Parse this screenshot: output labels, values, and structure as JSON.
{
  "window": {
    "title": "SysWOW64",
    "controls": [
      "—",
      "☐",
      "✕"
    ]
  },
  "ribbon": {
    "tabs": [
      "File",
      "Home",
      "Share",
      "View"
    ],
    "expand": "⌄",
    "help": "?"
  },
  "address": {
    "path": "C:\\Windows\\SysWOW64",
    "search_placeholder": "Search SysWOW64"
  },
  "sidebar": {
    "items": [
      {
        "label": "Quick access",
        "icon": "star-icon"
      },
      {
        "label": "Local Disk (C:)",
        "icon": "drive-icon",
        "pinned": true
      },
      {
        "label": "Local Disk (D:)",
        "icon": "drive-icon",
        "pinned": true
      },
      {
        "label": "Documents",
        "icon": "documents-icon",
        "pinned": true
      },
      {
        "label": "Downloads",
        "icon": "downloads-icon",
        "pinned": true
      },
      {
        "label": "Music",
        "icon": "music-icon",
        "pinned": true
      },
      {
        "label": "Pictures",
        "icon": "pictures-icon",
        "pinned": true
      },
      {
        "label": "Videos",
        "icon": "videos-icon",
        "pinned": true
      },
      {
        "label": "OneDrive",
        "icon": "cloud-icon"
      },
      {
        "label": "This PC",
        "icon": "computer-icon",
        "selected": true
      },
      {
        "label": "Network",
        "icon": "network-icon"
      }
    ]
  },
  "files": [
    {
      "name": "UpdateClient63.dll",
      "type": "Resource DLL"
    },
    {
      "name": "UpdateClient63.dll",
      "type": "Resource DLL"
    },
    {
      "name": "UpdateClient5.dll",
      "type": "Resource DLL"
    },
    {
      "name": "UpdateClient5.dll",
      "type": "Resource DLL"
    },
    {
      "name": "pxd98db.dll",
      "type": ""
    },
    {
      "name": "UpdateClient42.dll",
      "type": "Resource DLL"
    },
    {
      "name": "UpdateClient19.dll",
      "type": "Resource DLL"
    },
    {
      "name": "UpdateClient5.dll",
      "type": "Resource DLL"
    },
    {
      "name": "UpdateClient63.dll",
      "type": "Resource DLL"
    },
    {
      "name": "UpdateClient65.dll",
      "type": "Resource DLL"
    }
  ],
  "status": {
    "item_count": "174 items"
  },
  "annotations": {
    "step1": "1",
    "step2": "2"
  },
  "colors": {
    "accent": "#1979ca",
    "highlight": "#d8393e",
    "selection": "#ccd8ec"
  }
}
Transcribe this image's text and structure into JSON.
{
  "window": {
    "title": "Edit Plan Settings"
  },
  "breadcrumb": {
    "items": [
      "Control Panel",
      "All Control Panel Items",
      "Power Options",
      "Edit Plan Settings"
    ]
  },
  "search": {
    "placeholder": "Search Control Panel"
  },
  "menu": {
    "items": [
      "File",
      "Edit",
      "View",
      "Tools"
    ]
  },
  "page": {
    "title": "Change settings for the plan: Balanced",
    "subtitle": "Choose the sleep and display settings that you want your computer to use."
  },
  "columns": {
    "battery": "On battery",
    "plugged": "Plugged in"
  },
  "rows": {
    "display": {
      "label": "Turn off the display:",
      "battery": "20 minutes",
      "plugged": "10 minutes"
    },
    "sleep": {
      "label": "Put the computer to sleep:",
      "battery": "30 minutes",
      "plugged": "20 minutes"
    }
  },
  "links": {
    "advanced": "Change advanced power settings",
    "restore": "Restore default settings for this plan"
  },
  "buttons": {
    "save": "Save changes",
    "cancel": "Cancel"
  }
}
---+---
▶ _Given exercise_
State how many lines of the listing hold the string "structure"; reply with the number and nothing else.

▶ _Answer to the task_
2